[STATED PROBLEM] Restate each of the lines given below, word for word.

[INPUT FOR THIS TASK]
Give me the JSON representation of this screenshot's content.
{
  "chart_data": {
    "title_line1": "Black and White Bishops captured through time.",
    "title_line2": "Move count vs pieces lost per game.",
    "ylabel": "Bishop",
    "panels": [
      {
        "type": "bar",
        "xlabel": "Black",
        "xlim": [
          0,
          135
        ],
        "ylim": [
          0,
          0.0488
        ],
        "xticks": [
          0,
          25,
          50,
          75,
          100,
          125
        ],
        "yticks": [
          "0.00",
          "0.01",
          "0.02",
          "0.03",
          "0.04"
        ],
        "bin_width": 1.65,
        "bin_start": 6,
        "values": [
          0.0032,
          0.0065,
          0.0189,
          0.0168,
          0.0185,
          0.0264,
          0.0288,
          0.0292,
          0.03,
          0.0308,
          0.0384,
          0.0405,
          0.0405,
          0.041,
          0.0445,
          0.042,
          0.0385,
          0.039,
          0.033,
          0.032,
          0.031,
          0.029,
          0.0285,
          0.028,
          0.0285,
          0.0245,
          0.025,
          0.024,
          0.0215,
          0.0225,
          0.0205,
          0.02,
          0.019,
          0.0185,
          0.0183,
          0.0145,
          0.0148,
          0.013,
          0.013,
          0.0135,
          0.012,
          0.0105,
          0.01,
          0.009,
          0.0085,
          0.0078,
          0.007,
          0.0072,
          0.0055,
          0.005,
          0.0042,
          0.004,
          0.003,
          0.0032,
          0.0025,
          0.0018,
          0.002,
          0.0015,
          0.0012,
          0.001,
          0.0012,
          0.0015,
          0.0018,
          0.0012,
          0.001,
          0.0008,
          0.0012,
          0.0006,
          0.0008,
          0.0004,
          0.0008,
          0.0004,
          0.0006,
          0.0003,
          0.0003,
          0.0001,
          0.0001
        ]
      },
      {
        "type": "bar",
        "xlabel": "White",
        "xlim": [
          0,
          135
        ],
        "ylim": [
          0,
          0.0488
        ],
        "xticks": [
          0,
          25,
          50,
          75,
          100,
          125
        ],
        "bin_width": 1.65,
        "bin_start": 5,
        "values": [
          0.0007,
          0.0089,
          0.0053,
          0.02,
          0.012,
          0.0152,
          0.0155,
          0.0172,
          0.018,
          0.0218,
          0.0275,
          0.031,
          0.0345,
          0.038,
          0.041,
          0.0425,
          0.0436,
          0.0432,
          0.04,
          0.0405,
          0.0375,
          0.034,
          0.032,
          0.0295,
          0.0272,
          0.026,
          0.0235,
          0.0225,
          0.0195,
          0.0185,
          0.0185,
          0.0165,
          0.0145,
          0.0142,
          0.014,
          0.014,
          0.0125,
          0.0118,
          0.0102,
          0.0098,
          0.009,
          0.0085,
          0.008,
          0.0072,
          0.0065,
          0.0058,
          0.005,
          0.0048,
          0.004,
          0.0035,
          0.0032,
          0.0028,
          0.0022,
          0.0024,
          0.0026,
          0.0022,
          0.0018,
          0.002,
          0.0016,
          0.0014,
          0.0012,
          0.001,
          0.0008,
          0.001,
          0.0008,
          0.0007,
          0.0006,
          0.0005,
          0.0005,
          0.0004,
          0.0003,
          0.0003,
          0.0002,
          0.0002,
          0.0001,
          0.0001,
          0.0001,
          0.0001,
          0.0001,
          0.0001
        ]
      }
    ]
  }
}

[WRITTEN RESPONSE]
Give me the JSON representation of this screenshot's content.
{
  "chart_data": {
    "title_line1": "Black and White Bishops captured through time.",
    "title_line2": "Move count vs pieces lost per game.",
    "ylabel": "Bishop",
    "panels": [
      {
        "type": "bar",
        "xlabel": "Black",
        "xlim": [
          0,
          135
        ],
        "ylim": [
          0,
          0.0488
        ],
        "xticks": [
          0,
          25,
          50,
          75,
          100,
          125
        ],
        "yticks": [
          "0.00",
          "0.01",
          "0.02",
          "0.03",
          "0.04"
        ],
        "bin_width": 1.65,
        "bin_start": 6,
        "values": [
          0.0032,
          0.0065,
          0.0189,
          0.0168,
          0.0185,
          0.0264,
          0.0288,
          0.0292,
          0.03,
          0.0308,
          0.0384,
          0.0405,
          0.0405,
          0.041,
          0.0445,
          0.042,
          0.0385,
          0.039,
          0.033,
          0.032,
          0.031,
          0.029,
          0.0285,
          0.028,
          0.0285,
          0.0245,
          0.025,
          0.024,
          0.0215,
          0.0225,
          0.0205,
          0.02,
          0.019,
          0.0185,
          0.0183,
          0.0145,
          0.0148,
          0.013,
          0.013,
          0.0135,
          0.012,
          0.0105,
          0.01,
          0.009,
          0.0085,
          0.0078,
          0.007,
          0.0072,
          0.0055,
          0.005,
          0.0042,
          0.004,
          0.003,
          0.0032,
          0.0025,
          0.0018,
          0.002,
          0.0015,
          0.0012,
          0.001,
          0.0012,
          0.0015,
          0.0018,
          0.0012,
          0.001,
          0.0008,
          0.0012,
          0.0006,
          0.0008,
          0.0004,
          0.0008,
          0.0004,
          0.0006,
          0.0003,
          0.0003,
          0.0001,
          0.0001
        ]
      },
      {
        "type": "bar",
        "xlabel": "White",
        "xlim": [
          0,
          135
        ],
        "ylim": [
          0,
          0.0488
        ],
        "xticks": [
          0,
          25,
          50,
          75,
          100,
          125
        ],
        "bin_width": 1.65,
        "bin_start": 5,
        "values": [
          0.0007,
          0.0089,
          0.0053,
          0.02,
          0.012,
          0.0152,
          0.0155,
          0.0172,
          0.018,
          0.0218,
          0.0275,
          0.031,
          0.0345,
          0.038,
          0.041,
          0.0425,
          0.0436,
          0.0432,
          0.04,
          0.0405,
          0.0375,
          0.034,
          0.032,
          0.0295,
          0.0272,
          0.026,
          0.0235,
          0.0225,
          0.0195,
          0.0185,
          0.0185,
          0.0165,
          0.0145,
          0.0142,
          0.014,
          0.014,
          0.0125,
          0.0118,
          0.0102,
          0.0098,
          0.009,
          0.0085,
          0.008,
          0.0072,
          0.0065,
          0.0058,
          0.005,
          0.0048,
          0.004,
          0.0035,
          0.0032,
          0.0028,
          0.0022,
          0.0024,
          0.0026,
          0.0022,
          0.0018,
          0.002,
          0.0016,
          0.0014,
          0.0012,
          0.001,
          0.0008,
          0.001,
          0.0008,
          0.0007,
          0.0006,
          0.0005,
          0.0005,
          0.0004,
          0.0003,
          0.0003,
          0.0002,
          0.0002,
          0.0001,
          0.0001,
          0.0001,
          0.0001,
          0.0001,
          0.0001
        ]
      }
    ]
  }
}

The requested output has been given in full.